For each line in the data below that holds "document", return a copy.

▼▼▼

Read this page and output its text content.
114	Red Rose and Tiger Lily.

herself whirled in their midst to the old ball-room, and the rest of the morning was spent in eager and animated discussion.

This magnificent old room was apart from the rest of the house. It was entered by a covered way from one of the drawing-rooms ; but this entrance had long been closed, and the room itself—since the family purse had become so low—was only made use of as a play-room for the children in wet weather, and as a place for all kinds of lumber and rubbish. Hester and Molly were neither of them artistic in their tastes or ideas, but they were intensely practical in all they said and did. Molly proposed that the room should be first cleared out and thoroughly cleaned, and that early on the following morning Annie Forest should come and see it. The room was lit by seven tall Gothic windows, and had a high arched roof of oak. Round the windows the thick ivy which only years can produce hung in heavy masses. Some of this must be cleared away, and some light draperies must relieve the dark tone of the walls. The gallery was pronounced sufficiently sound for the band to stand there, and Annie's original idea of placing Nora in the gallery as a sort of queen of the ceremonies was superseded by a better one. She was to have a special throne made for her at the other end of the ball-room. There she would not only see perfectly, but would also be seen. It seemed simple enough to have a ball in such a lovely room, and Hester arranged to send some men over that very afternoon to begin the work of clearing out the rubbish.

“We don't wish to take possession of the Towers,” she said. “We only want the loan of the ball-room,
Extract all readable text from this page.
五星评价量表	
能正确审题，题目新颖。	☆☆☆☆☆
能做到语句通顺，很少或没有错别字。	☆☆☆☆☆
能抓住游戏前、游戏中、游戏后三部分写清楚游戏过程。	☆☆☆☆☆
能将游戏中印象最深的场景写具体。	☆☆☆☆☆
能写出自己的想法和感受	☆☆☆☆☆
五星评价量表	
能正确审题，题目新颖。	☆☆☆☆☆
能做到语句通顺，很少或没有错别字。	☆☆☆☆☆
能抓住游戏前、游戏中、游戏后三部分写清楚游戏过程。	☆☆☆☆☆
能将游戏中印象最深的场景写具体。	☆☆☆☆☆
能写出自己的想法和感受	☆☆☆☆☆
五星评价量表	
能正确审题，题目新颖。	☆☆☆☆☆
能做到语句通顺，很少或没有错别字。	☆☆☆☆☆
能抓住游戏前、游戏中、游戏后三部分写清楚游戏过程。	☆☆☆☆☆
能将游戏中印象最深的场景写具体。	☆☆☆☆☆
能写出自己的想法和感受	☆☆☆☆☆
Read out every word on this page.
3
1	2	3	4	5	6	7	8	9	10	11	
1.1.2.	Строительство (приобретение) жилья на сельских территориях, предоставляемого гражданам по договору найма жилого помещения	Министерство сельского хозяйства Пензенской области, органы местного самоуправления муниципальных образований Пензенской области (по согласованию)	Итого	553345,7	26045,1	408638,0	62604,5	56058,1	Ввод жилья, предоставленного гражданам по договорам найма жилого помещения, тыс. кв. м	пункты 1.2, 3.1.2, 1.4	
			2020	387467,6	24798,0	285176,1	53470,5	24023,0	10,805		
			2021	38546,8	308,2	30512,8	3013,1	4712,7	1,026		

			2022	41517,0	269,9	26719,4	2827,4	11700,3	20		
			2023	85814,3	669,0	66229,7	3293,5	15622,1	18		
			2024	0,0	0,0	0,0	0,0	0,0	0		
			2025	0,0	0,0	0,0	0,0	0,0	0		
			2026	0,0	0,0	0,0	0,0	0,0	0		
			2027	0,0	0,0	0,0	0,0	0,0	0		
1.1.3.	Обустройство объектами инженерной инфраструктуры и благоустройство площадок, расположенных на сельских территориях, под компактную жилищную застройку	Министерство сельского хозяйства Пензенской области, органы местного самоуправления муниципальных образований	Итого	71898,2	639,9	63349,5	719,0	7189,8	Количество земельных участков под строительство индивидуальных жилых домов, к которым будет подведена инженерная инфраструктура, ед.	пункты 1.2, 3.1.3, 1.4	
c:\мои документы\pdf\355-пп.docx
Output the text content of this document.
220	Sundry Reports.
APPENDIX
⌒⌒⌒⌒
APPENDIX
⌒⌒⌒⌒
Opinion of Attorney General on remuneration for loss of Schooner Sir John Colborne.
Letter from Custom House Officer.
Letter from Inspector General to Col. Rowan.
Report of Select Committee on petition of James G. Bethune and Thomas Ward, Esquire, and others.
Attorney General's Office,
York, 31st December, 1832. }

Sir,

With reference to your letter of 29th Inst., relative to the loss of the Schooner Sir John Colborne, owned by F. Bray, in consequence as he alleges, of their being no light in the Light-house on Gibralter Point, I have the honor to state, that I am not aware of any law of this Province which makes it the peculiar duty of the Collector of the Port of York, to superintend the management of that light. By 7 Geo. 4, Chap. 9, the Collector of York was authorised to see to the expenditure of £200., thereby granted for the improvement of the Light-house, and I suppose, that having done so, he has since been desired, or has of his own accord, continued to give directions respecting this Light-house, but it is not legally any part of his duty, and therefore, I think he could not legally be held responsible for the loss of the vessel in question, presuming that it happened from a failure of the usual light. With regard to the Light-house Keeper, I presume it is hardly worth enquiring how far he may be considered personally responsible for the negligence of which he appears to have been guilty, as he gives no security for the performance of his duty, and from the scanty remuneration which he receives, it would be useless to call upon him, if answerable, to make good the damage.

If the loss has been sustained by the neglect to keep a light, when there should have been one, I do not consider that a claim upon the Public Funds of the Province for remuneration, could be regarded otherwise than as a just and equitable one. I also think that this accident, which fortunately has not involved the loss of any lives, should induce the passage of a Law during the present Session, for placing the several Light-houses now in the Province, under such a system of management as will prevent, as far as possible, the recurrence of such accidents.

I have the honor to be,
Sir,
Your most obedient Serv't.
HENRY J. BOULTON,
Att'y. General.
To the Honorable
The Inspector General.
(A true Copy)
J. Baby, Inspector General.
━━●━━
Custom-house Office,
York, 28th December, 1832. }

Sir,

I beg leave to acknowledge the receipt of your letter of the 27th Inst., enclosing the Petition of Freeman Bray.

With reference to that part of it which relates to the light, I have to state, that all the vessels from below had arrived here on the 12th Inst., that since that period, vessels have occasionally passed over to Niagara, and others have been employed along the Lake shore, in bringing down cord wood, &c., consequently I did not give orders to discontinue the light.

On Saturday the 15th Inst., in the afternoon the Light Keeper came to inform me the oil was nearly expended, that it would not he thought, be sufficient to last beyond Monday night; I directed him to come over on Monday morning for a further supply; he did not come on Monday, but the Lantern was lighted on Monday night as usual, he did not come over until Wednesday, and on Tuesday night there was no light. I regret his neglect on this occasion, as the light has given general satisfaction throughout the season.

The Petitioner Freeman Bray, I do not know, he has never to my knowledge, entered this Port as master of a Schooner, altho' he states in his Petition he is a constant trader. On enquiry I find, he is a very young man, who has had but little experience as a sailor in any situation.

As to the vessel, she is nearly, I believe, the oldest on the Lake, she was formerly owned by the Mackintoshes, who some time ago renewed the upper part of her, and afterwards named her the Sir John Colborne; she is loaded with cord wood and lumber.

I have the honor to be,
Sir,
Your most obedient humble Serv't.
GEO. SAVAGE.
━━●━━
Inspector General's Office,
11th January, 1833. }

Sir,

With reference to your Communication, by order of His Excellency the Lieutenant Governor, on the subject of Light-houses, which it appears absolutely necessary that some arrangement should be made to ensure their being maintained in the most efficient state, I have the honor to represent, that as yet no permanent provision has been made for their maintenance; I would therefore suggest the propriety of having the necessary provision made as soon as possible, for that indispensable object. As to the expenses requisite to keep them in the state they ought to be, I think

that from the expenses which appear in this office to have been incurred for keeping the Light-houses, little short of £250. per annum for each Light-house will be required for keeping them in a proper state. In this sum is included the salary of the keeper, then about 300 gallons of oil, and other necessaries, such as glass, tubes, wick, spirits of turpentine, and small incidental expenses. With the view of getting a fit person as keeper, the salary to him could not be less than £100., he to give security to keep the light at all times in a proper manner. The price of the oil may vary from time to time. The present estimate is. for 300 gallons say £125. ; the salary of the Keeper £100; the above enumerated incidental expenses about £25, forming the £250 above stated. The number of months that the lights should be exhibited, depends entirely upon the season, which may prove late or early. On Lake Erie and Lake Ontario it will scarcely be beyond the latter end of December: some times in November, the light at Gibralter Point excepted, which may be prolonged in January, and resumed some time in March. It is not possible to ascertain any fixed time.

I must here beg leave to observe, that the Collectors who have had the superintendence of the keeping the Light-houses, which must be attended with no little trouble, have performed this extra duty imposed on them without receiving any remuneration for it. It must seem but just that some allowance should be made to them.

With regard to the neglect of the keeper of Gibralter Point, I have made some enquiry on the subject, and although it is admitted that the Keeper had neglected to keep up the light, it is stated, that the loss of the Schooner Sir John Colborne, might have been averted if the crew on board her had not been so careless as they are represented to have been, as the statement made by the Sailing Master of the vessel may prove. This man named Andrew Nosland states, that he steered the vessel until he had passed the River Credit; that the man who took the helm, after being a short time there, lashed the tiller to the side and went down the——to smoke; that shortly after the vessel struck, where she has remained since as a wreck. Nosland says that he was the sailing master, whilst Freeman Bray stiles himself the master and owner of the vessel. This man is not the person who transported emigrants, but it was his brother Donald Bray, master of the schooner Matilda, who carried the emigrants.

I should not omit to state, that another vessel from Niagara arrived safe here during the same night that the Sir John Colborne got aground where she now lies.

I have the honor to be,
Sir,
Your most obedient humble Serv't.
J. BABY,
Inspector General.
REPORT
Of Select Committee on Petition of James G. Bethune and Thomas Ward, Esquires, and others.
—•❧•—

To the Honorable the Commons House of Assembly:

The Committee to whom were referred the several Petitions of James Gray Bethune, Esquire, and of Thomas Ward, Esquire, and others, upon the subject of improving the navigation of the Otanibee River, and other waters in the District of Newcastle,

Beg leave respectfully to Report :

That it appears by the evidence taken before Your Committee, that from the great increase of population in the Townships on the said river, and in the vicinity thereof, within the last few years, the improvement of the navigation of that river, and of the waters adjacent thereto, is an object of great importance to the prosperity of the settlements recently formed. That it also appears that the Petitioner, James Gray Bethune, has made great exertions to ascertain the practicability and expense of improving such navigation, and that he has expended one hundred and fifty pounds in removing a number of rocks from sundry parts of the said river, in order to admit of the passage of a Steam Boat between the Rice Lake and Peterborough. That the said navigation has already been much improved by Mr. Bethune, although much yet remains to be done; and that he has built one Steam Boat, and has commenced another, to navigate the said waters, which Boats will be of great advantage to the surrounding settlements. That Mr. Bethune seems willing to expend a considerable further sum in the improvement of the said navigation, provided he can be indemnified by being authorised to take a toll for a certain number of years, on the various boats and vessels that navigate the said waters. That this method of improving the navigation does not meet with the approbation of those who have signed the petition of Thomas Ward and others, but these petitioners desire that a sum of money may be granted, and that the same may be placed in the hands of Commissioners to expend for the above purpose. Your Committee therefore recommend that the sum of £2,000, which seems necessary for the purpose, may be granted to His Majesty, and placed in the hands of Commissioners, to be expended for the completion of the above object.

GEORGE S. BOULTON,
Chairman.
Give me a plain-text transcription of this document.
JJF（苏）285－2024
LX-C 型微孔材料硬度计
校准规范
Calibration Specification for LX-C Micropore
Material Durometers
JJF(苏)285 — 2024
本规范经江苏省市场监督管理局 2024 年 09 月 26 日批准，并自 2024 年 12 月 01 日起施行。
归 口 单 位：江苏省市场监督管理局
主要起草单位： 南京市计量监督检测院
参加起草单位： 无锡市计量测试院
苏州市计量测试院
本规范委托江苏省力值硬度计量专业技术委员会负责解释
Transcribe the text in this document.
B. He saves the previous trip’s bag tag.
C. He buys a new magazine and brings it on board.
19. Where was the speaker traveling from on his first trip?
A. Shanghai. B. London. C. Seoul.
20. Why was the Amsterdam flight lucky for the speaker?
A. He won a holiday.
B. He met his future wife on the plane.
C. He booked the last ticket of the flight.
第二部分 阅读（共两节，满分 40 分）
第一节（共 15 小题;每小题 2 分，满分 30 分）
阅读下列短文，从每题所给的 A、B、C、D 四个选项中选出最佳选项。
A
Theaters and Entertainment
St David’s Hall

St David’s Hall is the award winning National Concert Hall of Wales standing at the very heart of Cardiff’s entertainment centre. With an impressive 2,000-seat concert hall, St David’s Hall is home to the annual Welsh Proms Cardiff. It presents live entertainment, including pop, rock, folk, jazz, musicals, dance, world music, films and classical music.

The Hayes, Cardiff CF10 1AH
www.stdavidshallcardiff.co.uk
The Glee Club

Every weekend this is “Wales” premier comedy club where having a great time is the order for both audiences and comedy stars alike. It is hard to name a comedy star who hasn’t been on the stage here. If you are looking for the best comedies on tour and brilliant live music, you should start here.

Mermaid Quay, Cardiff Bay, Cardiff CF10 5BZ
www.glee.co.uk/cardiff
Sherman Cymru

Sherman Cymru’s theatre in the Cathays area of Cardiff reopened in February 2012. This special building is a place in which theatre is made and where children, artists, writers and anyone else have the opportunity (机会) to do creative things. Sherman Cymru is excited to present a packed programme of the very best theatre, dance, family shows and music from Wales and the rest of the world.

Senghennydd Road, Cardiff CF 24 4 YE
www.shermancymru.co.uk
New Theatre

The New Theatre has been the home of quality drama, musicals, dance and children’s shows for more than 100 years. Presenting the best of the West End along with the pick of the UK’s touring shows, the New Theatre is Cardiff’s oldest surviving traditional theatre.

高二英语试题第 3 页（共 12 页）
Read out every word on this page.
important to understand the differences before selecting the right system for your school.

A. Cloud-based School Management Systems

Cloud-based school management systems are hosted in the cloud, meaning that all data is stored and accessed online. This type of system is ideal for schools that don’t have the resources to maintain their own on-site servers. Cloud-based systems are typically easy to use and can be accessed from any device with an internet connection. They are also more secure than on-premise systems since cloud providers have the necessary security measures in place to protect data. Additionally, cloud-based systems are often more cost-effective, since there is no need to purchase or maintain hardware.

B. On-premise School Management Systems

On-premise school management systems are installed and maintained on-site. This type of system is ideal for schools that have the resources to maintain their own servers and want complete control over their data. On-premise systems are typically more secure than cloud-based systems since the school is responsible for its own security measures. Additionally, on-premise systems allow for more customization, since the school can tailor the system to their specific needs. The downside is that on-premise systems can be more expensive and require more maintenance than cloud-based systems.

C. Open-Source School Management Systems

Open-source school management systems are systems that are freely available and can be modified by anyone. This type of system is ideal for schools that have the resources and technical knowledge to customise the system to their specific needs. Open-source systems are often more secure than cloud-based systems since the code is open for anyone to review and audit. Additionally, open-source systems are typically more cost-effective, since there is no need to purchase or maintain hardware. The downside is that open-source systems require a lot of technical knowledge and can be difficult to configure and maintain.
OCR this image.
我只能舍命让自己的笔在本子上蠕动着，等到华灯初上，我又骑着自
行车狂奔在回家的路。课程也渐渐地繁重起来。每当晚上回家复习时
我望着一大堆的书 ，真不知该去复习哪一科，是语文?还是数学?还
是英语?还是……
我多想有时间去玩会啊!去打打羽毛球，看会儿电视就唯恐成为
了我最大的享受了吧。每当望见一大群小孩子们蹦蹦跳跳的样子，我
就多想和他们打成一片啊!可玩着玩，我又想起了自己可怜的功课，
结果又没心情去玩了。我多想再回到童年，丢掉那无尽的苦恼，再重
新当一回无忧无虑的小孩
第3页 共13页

▲▲▲

### Result for this exercise
Output the text content of this document.
Give me a plain-text transcription of this document.
Transcribe the text in this document.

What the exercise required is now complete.